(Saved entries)
[START]

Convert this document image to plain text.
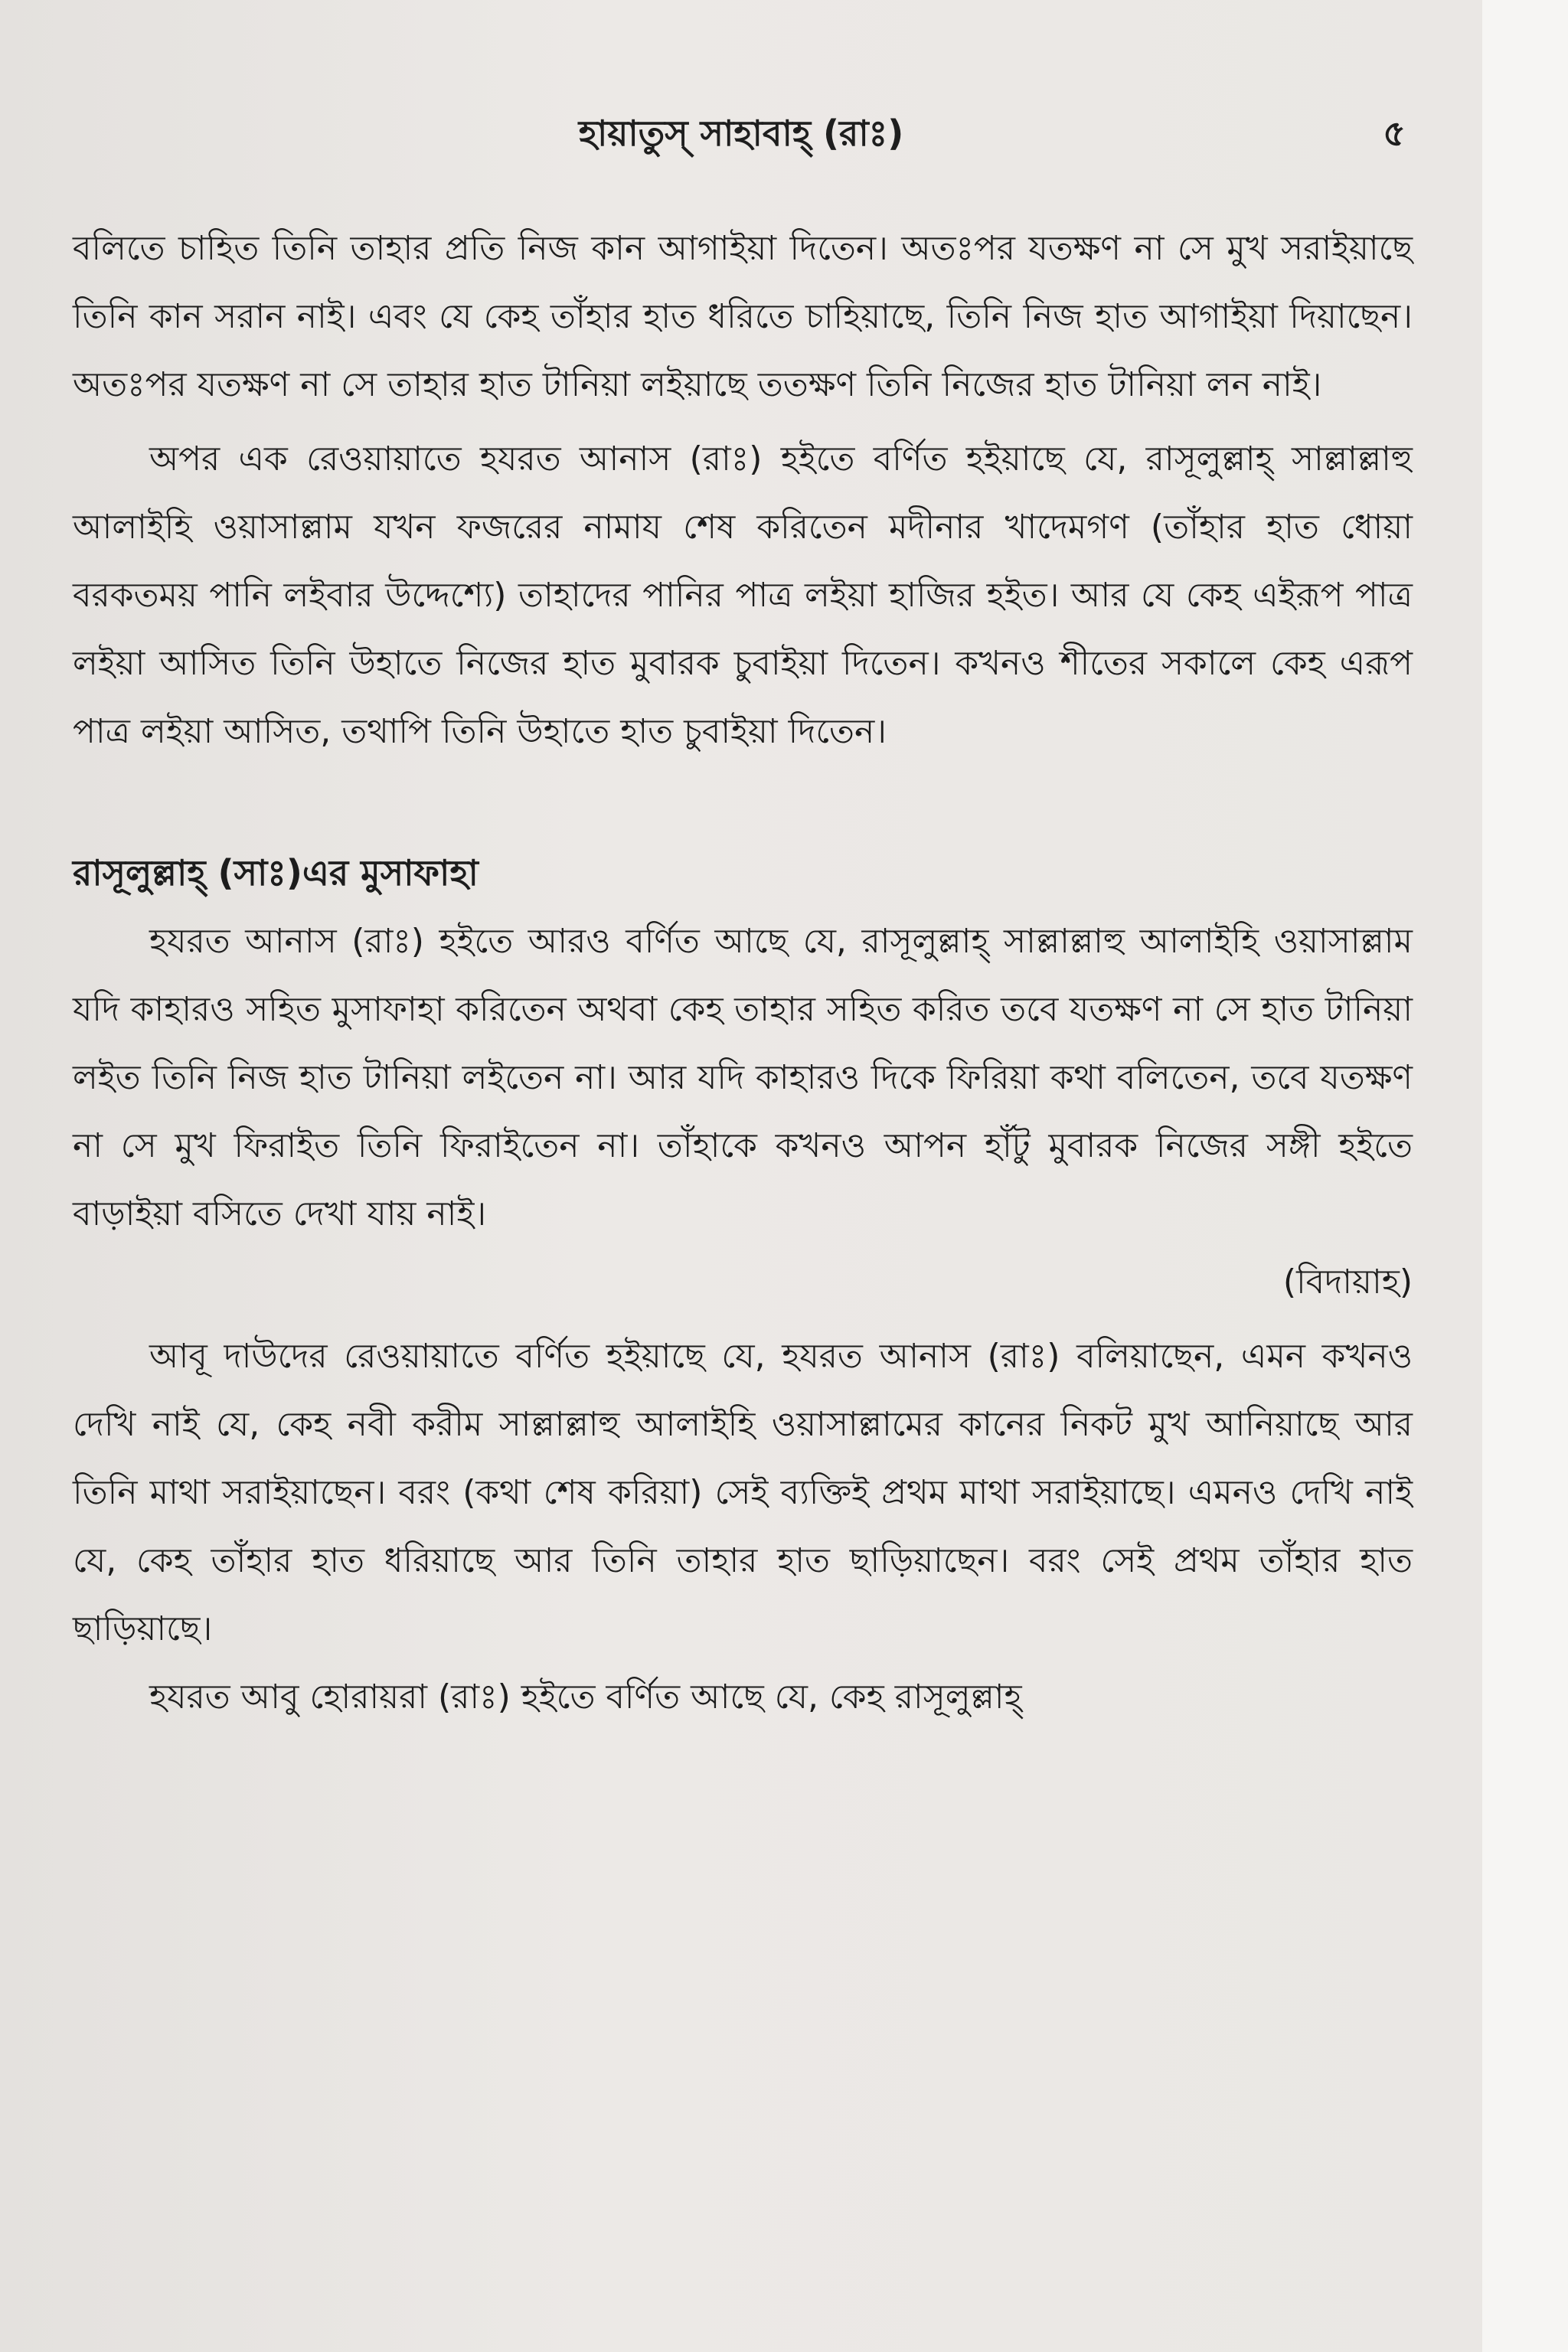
হায়াতুস্ সাহাবাহ্ (রাঃ)	৫

বলিতে চাহিত তিনি তাহার প্রতি নিজ কান আগাইয়া দিতেন। অতঃপর যতক্ষণ না সে মুখ সরাইয়াছে তিনি কান সরান নাই। এবং যে কেহ তাঁহার হাত ধরিতে চাহিয়াছে, তিনি নিজ হাত আগাইয়া দিয়াছেন। অতঃপর যতক্ষণ না সে তাহার হাত টানিয়া লইয়াছে ততক্ষণ তিনি নিজের হাত টানিয়া লন নাই।

অপর এক রেওয়ায়াতে হযরত আনাস (রাঃ) হইতে বর্ণিত হইয়াছে যে, রাসূলুল্লাহ্ সাল্লাল্লাহু আলাইহি ওয়াসাল্লাম যখন ফজরের নামায শেষ করিতেন মদীনার খাদেমগণ (তাঁহার হাত ধোয়া বরকতময় পানি লইবার উদ্দেশ্যে) তাহাদের পানির পাত্র লইয়া হাজির হইত। আর যে কেহ এইরূপ পাত্র লইয়া আসিত তিনি উহাতে নিজের হাত মুবারক চুবাইয়া দিতেন। কখনও শীতের সকালে কেহ এরূপ পাত্র লইয়া আসিত, তথাপি তিনি উহাতে হাত চুবাইয়া দিতেন।

রাসূলুল্লাহ্ (সাঃ)এর মুসাফাহা

হযরত আনাস (রাঃ) হইতে আরও বর্ণিত আছে যে, রাসূলুল্লাহ্ সাল্লাল্লাহু আলাইহি ওয়াসাল্লাম যদি কাহারও সহিত মুসাফাহা করিতেন অথবা কেহ তাহার সহিত করিত তবে যতক্ষণ না সে হাত টানিয়া লইত তিনি নিজ হাত টানিয়া লইতেন না। আর যদি কাহারও দিকে ফিরিয়া কথা বলিতেন, তবে যতক্ষণ না সে মুখ ফিরাইত তিনি ফিরাইতেন না। তাঁহাকে কখনও আপন হাঁটু মুবারক নিজের সঙ্গী হইতে বাড়াইয়া বসিতে দেখা যায় নাই।
(বিদায়াহ)

আবূ দাউদের রেওয়ায়াতে বর্ণিত হইয়াছে যে, হযরত আনাস (রাঃ) বলিয়াছেন, এমন কখনও দেখি নাই যে, কেহ নবী করীম সাল্লাল্লাহু আলাইহি ওয়াসাল্লামের কানের নিকট মুখ আনিয়াছে আর তিনি মাথা সরাইয়াছেন। বরং (কথা শেষ করিয়া) সেই ব্যক্তিই প্রথম মাথা সরাইয়াছে। এমনও দেখি নাই যে, কেহ তাঁহার হাত ধরিয়াছে আর তিনি তাহার হাত ছাড়িয়াছেন। বরং সেই প্রথম তাঁহার হাত ছাড়িয়াছে।

হযরত আবু হোরায়রা (রাঃ) হইতে বর্ণিত আছে যে, কেহ রাসূলুল্লাহ্
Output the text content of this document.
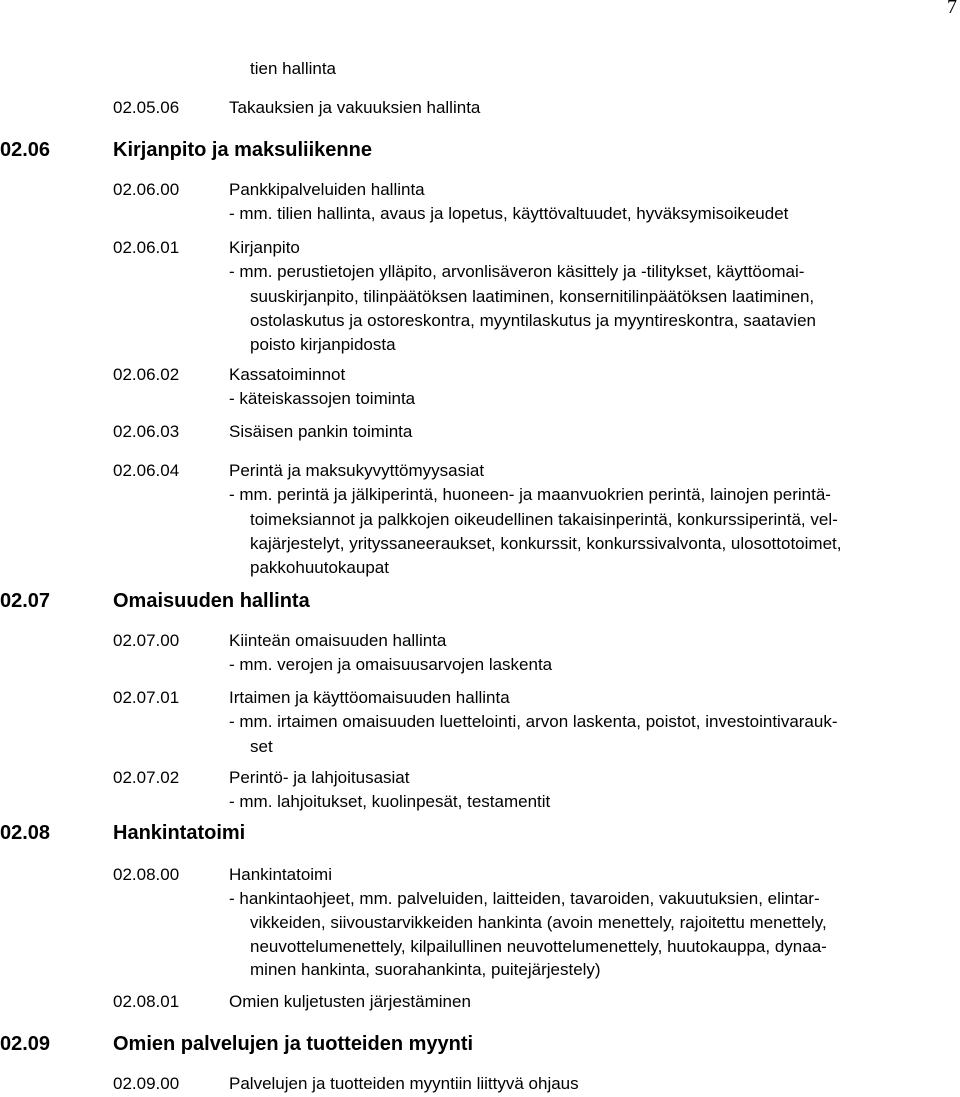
7
tien hallinta
02.05.06	Takauksien ja vakuuksien hallinta
02.06	Kirjanpito ja maksuliikenne
02.06.00	Pankkipalveluiden hallinta
- mm. tilien hallinta, avaus ja lopetus, käyttövaltuudet, hyväksymisoikeudet
02.06.01	Kirjanpito
- mm. perustietojen ylläpito, arvonlisäveron käsittely ja -tilitykset, käyttöomai-
suuskirjanpito, tilinpäätöksen laatiminen, konsernitilinpäätöksen laatiminen,
ostolaskutus ja ostoreskontra, myyntilaskutus ja myyntireskontra, saatavien
poisto kirjanpidosta
02.06.02	Kassatoiminnot
- käteiskassojen toiminta
02.06.03	Sisäisen pankin toiminta
02.06.04	Perintä ja maksukyvyttömyysasiat
- mm. perintä ja jälkiperintä, huoneen- ja maanvuokrien perintä, lainojen perintä-
toimeksiannot ja palkkojen oikeudellinen takaisinperintä, konkurssiperintä, vel-
kajärjestelyt, yrityssaneeraukset, konkurssit, konkurssivalvonta, ulosottotoimet,
pakkohuutokaupat
02.07	Omaisuuden hallinta
02.07.00	Kiinteän omaisuuden hallinta
- mm. verojen ja omaisuusarvojen laskenta
02.07.01	Irtaimen ja käyttöomaisuuden hallinta
- mm. irtaimen omaisuuden luettelointi, arvon laskenta, poistot, investointivarauk-
set
02.07.02	Perintö- ja lahjoitusasiat
- mm. lahjoitukset, kuolinpesät, testamentit
02.08	Hankintatoimi
02.08.00	Hankintatoimi
- hankintaohjeet, mm. palveluiden, laitteiden, tavaroiden, vakuutuksien, elintar-
vikkeiden, siivoustarvikkeiden hankinta (avoin menettely, rajoitettu menettely,
neuvottelumenettely, kilpailullinen neuvottelumenettely, huutokauppa, dynaa-
minen hankinta, suorahankinta, puitejärjestely)
02.08.01	Omien kuljetusten järjestäminen
02.09	Omien palvelujen ja tuotteiden myynti
02.09.00	Palvelujen ja tuotteiden myyntiin liittyvä ohjaus
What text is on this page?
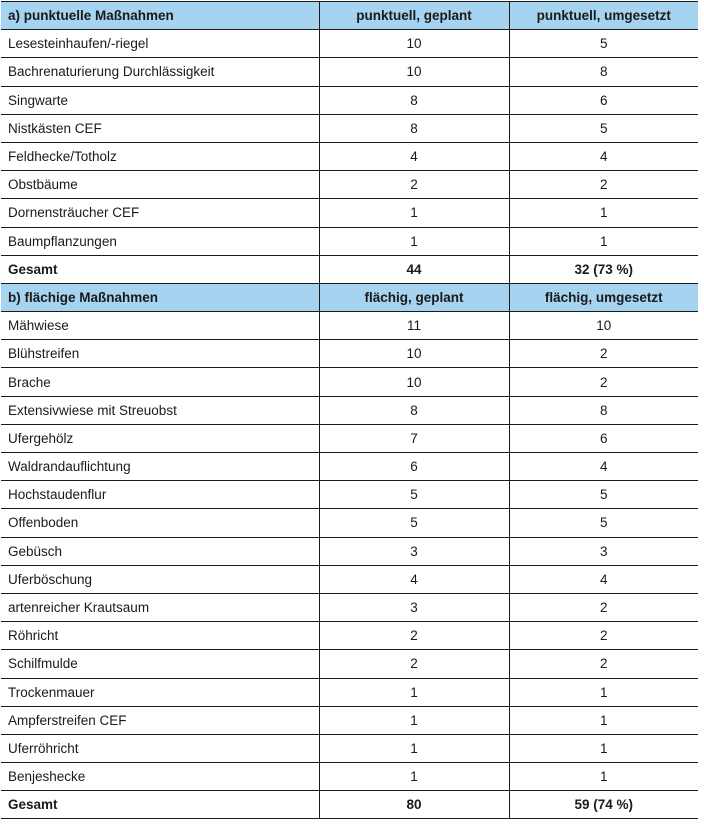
a) punktuelle Maßnahmen	punktuell, geplant	punktuell, umgesetzt
Lesesteinhaufen/-riegel	10	5
Bachrenaturierung Durchlässigkeit	10	8
Singwarte	8	6
Nistkästen CEF	8	5
Feldhecke/Totholz	4	4
Obstbäume	2	2
Dornensträucher CEF	1	1
Baumpflanzungen	1	1
Gesamt	44	32 (73 %)
b) flächige Maßnahmen	flächig, geplant	flächig, umgesetzt
Mähwiese	11	10
Blühstreifen	10	2
Brache	10	2
Extensivwiese mit Streuobst	8	8
Ufergehölz	7	6
Waldrandauflichtung	6	4
Hochstaudenflur	5	5
Offenboden	5	5
Gebüsch	3	3
Uferböschung	4	4
artenreicher Krautsaum	3	2
Röhricht	2	2
Schilfmulde	2	2
Trockenmauer	1	1
Ampferstreifen CEF	1	1
Uferröhricht	1	1
Benjeshecke	1	1
Gesamt	80	59 (74 %)
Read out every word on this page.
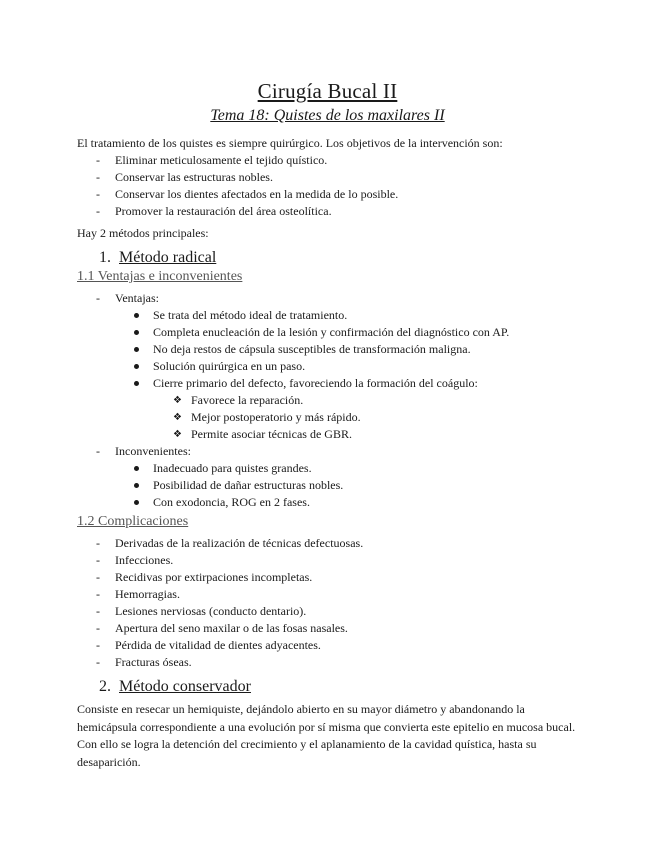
Cirugía Bucal II
Tema 18: Quistes de los maxilares II

El tratamiento de los quistes es siempre quirúrgico. Los objetivos de la intervención son:

- Eliminar meticulosamente el tejido quístico.
- Conservar las estructuras nobles.
- Conservar los dientes afectados en la medida de lo posible.
- Promover la restauración del área osteolítica.

Hay 2 métodos principales:

1. Método radical
1.1 Ventajas e inconvenientes
- Ventajas:
Se trata del método ideal de tratamiento.
Completa enucleación de la lesión y confirmación del diagnóstico con AP.
No deja restos de cápsula susceptibles de transformación maligna.
Solución quirúrgica en un paso.
Cierre primario del defecto, favoreciendo la formación del coágulo:
❖ Favorece la reparación.
❖ Mejor postoperatorio y más rápido.
❖ Permite asociar técnicas de GBR.
- Inconvenientes:
Inadecuado para quistes grandes.
Posibilidad de dañar estructuras nobles.
Con exodoncia, ROG en 2 fases.
1.2 Complicaciones
- Derivadas de la realización de técnicas defectuosas.
- Infecciones.
- Recidivas por extirpaciones incompletas.
- Hemorragias.
- Lesiones nerviosas (conducto dentario).
- Apertura del seno maxilar o de las fosas nasales.
- Pérdida de vitalidad de dientes adyacentes.
- Fracturas óseas.
2. Método conservador

Consiste en resecar un hemiquiste, dejándolo abierto en su mayor diámetro y abandonando la hemicápsula correspondiente a una evolución por sí misma que convierta este epitelio en mucosa bucal. Con ello se logra la detención del crecimiento y el aplanamiento de la cavidad quística, hasta su desaparición.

[END]

Problem statement - All lines from the line containing "Read out every word on this page." through the end of the listing above are to be given again exactly; pictures are not part of the copy.

In response -
Read out every word on this page.
Cirugía Bucal II
Tema 18: Quistes de los maxilares II

El tratamiento de los quistes es siempre quirúrgico. Los objetivos de la intervención son:

- Eliminar meticulosamente el tejido quístico.
- Conservar las estructuras nobles.
- Conservar los dientes afectados en la medida de lo posible.
- Promover la restauración del área osteolítica.

Hay 2 métodos principales:

1. Método radical
1.1 Ventajas e inconvenientes
- Ventajas:
Se trata del método ideal de tratamiento.
Completa enucleación de la lesión y confirmación del diagnóstico con AP.
No deja restos de cápsula susceptibles de transformación maligna.
Solución quirúrgica en un paso.
Cierre primario del defecto, favoreciendo la formación del coágulo:
❖ Favorece la reparación.
❖ Mejor postoperatorio y más rápido.
❖ Permite asociar técnicas de GBR.
- Inconvenientes:
Inadecuado para quistes grandes.
Posibilidad de dañar estructuras nobles.
Con exodoncia, ROG en 2 fases.
1.2 Complicaciones
- Derivadas de la realización de técnicas defectuosas.
- Infecciones.
- Recidivas por extirpaciones incompletas.
- Hemorragias.
- Lesiones nerviosas (conducto dentario).
- Apertura del seno maxilar o de las fosas nasales.
- Pérdida de vitalidad de dientes adyacentes.
- Fracturas óseas.
2. Método conservador

Consiste en resecar un hemiquiste, dejándolo abierto en su mayor diámetro y abandonando la hemicápsula correspondiente a una evolución por sí misma que convierta este epitelio en mucosa bucal. Con ello se logra la detención del crecimiento y el aplanamiento de la cavidad quística, hasta su desaparición.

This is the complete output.